WRITTEN INSTRUCTION
Retype the full set of records. Keep every character identical.

DATASET RECORDS
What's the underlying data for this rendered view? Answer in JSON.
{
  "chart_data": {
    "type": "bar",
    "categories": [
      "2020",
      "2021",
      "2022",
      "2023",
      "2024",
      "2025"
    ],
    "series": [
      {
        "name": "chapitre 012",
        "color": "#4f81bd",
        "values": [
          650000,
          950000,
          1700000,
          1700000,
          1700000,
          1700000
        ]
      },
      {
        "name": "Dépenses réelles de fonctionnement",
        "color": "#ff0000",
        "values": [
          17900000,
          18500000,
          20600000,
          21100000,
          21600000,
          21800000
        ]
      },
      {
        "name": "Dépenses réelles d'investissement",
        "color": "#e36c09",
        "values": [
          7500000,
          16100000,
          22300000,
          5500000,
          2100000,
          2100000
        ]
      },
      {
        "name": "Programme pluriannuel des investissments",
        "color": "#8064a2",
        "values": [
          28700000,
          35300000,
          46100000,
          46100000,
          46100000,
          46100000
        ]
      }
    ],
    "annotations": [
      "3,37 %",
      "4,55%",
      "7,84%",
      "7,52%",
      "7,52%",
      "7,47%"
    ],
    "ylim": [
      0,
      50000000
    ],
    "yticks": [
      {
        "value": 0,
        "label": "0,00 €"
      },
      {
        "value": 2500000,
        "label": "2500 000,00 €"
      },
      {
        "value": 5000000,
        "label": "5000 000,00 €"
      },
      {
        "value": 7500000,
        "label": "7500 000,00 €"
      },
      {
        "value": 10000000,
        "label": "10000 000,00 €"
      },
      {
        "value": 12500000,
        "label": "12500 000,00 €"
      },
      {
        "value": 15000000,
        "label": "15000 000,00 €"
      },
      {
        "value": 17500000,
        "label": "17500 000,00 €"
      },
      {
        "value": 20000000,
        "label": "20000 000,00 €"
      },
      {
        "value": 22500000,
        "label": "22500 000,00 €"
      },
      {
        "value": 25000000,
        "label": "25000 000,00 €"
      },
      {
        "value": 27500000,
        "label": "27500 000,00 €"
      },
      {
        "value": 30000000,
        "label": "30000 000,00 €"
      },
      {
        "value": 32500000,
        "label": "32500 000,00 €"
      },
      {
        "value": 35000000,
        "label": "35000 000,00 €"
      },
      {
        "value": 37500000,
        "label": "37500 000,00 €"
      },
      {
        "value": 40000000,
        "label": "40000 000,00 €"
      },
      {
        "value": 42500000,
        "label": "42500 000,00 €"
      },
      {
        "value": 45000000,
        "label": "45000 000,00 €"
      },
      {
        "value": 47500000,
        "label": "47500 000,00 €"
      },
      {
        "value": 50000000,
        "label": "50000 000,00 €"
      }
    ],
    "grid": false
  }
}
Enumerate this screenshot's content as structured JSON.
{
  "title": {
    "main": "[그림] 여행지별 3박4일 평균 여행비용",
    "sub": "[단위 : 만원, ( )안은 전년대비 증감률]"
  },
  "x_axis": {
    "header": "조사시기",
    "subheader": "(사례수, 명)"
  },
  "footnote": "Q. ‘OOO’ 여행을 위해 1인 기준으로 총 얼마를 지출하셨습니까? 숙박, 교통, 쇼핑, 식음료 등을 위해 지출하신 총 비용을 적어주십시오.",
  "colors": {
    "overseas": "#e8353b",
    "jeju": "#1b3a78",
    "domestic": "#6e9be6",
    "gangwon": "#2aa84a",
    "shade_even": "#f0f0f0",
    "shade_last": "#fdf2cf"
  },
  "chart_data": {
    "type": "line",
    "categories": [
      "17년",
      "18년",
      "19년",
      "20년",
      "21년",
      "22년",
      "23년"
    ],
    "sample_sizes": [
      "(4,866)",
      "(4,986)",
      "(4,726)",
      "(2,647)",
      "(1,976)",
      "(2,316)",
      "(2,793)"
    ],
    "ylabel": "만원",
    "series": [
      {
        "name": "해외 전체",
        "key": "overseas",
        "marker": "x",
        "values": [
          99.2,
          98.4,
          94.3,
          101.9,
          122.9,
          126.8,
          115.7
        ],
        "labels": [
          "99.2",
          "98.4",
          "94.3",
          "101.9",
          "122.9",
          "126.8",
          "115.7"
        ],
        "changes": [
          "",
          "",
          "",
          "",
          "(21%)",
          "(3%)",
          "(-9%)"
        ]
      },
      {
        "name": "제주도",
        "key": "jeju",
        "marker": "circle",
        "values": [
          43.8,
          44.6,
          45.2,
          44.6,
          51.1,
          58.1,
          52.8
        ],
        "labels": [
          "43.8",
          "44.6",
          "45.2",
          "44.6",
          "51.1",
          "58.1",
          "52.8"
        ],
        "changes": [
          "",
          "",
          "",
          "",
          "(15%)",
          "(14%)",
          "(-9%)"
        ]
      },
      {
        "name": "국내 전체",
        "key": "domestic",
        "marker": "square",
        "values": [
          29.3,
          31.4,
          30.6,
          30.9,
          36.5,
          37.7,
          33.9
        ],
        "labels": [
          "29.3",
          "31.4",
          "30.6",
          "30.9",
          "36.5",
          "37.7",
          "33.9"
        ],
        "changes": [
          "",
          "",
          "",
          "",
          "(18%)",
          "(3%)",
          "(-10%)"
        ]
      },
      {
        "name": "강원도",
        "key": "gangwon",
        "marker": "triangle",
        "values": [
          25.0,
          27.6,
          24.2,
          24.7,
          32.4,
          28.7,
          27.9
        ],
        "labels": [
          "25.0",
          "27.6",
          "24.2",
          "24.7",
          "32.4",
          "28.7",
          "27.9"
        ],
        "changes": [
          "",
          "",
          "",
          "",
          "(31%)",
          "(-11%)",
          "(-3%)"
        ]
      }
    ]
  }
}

CORRECT RESULT
What's the underlying data for this rendered view? Answer in JSON.
{
  "chart_data": {
    "type": "bar",
    "categories": [
      "2020",
      "2021",
      "2022",
      "2023",
      "2024",
      "2025"
    ],
    "series": [
      {
        "name": "chapitre 012",
        "color": "#4f81bd",
        "values": [
          650000,
          950000,
          1700000,
          1700000,
          1700000,
          1700000
        ]
      },
      {
        "name": "Dépenses réelles de fonctionnement",
        "color": "#ff0000",
        "values": [
          17900000,
          18500000,
          20600000,
          21100000,
          21600000,
          21800000
        ]
      },
      {
        "name": "Dépenses réelles d'investissement",
        "color": "#e36c09",
        "values": [
          7500000,
          16100000,
          22300000,
          5500000,
          2100000,
          2100000
        ]
      },
      {
        "name": "Programme pluriannuel des investissments",
        "color": "#8064a2",
        "values": [
          28700000,
          35300000,
          46100000,
          46100000,
          46100000,
          46100000
        ]
      }
    ],
    "annotations": [
      "3,37 %",
      "4,55%",
      "7,84%",
      "7,52%",
      "7,52%",
      "7,47%"
    ],
    "ylim": [
      0,
      50000000
    ],
    "yticks": [
      {
        "value": 0,
        "label": "0,00 €"
      },
      {
        "value": 2500000,
        "label": "2500 000,00 €"
      },
      {
        "value": 5000000,
        "label": "5000 000,00 €"
      },
      {
        "value": 7500000,
        "label": "7500 000,00 €"
      },
      {
        "value": 10000000,
        "label": "10000 000,00 €"
      },
      {
        "value": 12500000,
        "label": "12500 000,00 €"
      },
      {
        "value": 15000000,
        "label": "15000 000,00 €"
      },
      {
        "value": 17500000,
        "label": "17500 000,00 €"
      },
      {
        "value": 20000000,
        "label": "20000 000,00 €"
      },
      {
        "value": 22500000,
        "label": "22500 000,00 €"
      },
      {
        "value": 25000000,
        "label": "25000 000,00 €"
      },
      {
        "value": 27500000,
        "label": "27500 000,00 €"
      },
      {
        "value": 30000000,
        "label": "30000 000,00 €"
      },
      {
        "value": 32500000,
        "label": "32500 000,00 €"
      },
      {
        "value": 35000000,
        "label": "35000 000,00 €"
      },
      {
        "value": 37500000,
        "label": "37500 000,00 €"
      },
      {
        "value": 40000000,
        "label": "40000 000,00 €"
      },
      {
        "value": 42500000,
        "label": "42500 000,00 €"
      },
      {
        "value": 45000000,
        "label": "45000 000,00 €"
      },
      {
        "value": 47500000,
        "label": "47500 000,00 €"
      },
      {
        "value": 50000000,
        "label": "50000 000,00 €"
      }
    ],
    "grid": false
  }
}
Enumerate this screenshot's content as structured JSON.
{
  "title": {
    "main": "[그림] 여행지별 3박4일 평균 여행비용",
    "sub": "[단위 : 만원, ( )안은 전년대비 증감률]"
  },
  "x_axis": {
    "header": "조사시기",
    "subheader": "(사례수, 명)"
  },
  "footnote": "Q. ‘OOO’ 여행을 위해 1인 기준으로 총 얼마를 지출하셨습니까? 숙박, 교통, 쇼핑, 식음료 등을 위해 지출하신 총 비용을 적어주십시오.",
  "colors": {
    "overseas": "#e8353b",
    "jeju": "#1b3a78",
    "domestic": "#6e9be6",
    "gangwon": "#2aa84a",
    "shade_even": "#f0f0f0",
    "shade_last": "#fdf2cf"
  },
  "chart_data": {
    "type": "line",
    "categories": [
      "17년",
      "18년",
      "19년",
      "20년",
      "21년",
      "22년",
      "23년"
    ],
    "sample_sizes": [
      "(4,866)",
      "(4,986)",
      "(4,726)",
      "(2,647)",
      "(1,976)",
      "(2,316)",
      "(2,793)"
    ],
    "ylabel": "만원",
    "series": [
      {
        "name": "해외 전체",
        "key": "overseas",
        "marker": "x",
        "values": [
          99.2,
          98.4,
          94.3,
          101.9,
          122.9,
          126.8,
          115.7
        ],
        "labels": [
          "99.2",
          "98.4",
          "94.3",
          "101.9",
          "122.9",
          "126.8",
          "115.7"
        ],
        "changes": [
          "",
          "",
          "",
          "",
          "(21%)",
          "(3%)",
          "(-9%)"
        ]
      },
      {
        "name": "제주도",
        "key": "jeju",
        "marker": "circle",
        "values": [
          43.8,
          44.6,
          45.2,
          44.6,
          51.1,
          58.1,
          52.8
        ],
        "labels": [
          "43.8",
          "44.6",
          "45.2",
          "44.6",
          "51.1",
          "58.1",
          "52.8"
        ],
        "changes": [
          "",
          "",
          "",
          "",
          "(15%)",
          "(14%)",
          "(-9%)"
        ]
      },
      {
        "name": "국내 전체",
        "key": "domestic",
        "marker": "square",
        "values": [
          29.3,
          31.4,
          30.6,
          30.9,
          36.5,
          37.7,
          33.9
        ],
        "labels": [
          "29.3",
          "31.4",
          "30.6",
          "30.9",
          "36.5",
          "37.7",
          "33.9"
        ],
        "changes": [
          "",
          "",
          "",
          "",
          "(18%)",
          "(3%)",
          "(-10%)"
        ]
      },
      {
        "name": "강원도",
        "key": "gangwon",
        "marker": "triangle",
        "values": [
          25.0,
          27.6,
          24.2,
          24.7,
          32.4,
          28.7,
          27.9
        ],
        "labels": [
          "25.0",
          "27.6",
          "24.2",
          "24.7",
          "32.4",
          "28.7",
          "27.9"
        ],
        "changes": [
          "",
          "",
          "",
          "",
          "(31%)",
          "(-11%)",
          "(-3%)"
        ]
      }
    ]
  }
}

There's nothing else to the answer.